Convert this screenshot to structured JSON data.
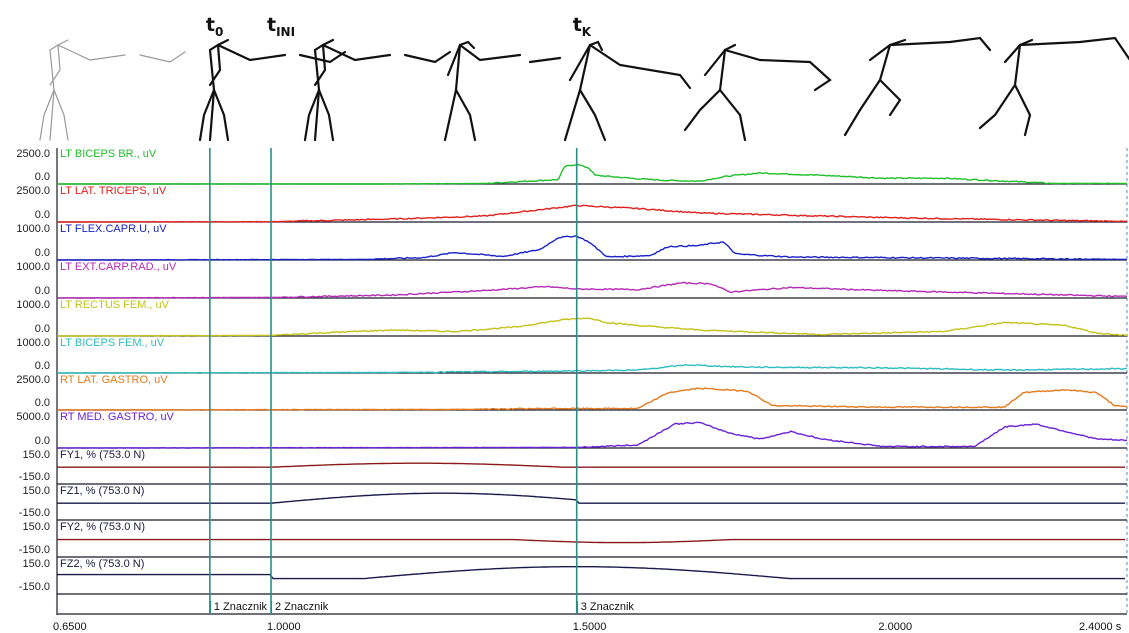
{
  "markers": [
    {
      "label": "t",
      "sub": "0",
      "time": 0.9,
      "name": "1 Znacznik"
    },
    {
      "label": "t",
      "sub": "INI",
      "time": 1.0,
      "name": "2 Znacznik"
    },
    {
      "label": "t",
      "sub": "K",
      "time": 1.5,
      "name": "3 Znacznik"
    }
  ],
  "x_axis": {
    "range": [
      0.65,
      2.4
    ],
    "ticks": [
      {
        "value": 0.65,
        "label": "0.6500"
      },
      {
        "value": 1.0,
        "label": "1.0000"
      },
      {
        "value": 1.5,
        "label": "1.5000"
      },
      {
        "value": 2.0,
        "label": "2.0000"
      },
      {
        "value": 2.4,
        "label": "2.4000 s"
      }
    ]
  },
  "channels": [
    {
      "name": "LT BICEPS BR., uV",
      "ymax_label": "2500.0",
      "ymin_label": "0.0",
      "color": "#1fbf2a",
      "kind": "emg"
    },
    {
      "name": "LT LAT. TRICEPS, uV",
      "ymax_label": "2500.0",
      "ymin_label": "0.0",
      "color": "#e2201c",
      "kind": "emg"
    },
    {
      "name": "LT FLEX.CAPR.U, uV",
      "ymax_label": "1000.0",
      "ymin_label": "0.0",
      "color": "#1a22c6",
      "kind": "emg"
    },
    {
      "name": "LT EXT.CARP.RAD., uV",
      "ymax_label": "1000.0",
      "ymin_label": "0.0",
      "color": "#b52ab5",
      "kind": "emg"
    },
    {
      "name": "LT RECTUS FEM., uV",
      "ymax_label": "1000.0",
      "ymin_label": "0.0",
      "color": "#c4c21a",
      "kind": "emg"
    },
    {
      "name": "LT BICEPS FEM., uV",
      "ymax_label": "1000.0",
      "ymin_label": "0.0",
      "color": "#2cbdbf",
      "kind": "emg"
    },
    {
      "name": "RT LAT. GASTRO, uV",
      "ymax_label": "2500.0",
      "ymin_label": "0.0",
      "color": "#e57a1c",
      "kind": "emg"
    },
    {
      "name": "RT MED. GASTRO, uV",
      "ymax_label": "5000.0",
      "ymin_label": "0.0",
      "color": "#6a22d6",
      "kind": "emg"
    },
    {
      "name": "FY1, % (753.0 N)",
      "ymax_label": "150.0",
      "ymin_label": "-150.0",
      "color": "#8a1a1a",
      "kind": "force"
    },
    {
      "name": "FZ1, % (753.0 N)",
      "ymax_label": "150.0",
      "ymin_label": "-150.0",
      "color": "#1a1a4a",
      "kind": "force"
    },
    {
      "name": "FY2, % (753.0 N)",
      "ymax_label": "150.0",
      "ymin_label": "-150.0",
      "color": "#8a1a1a",
      "kind": "force"
    },
    {
      "name": "FZ2, % (753.0 N)",
      "ymax_label": "150.0",
      "ymin_label": "-150.0",
      "color": "#1a1a4a",
      "kind": "force"
    }
  ],
  "colors": {
    "marker": "#2a8d8a",
    "grid": "#1a1a2a"
  }
}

_SHORT TASK_
Scan the material for lines with the word "Znacznik", and copy each line you find.

_SOLUTION TO THIS EXERCISE_
      "name": "1 Znacznik"
      "name": "2 Znacznik"
      "name": "3 Znacznik"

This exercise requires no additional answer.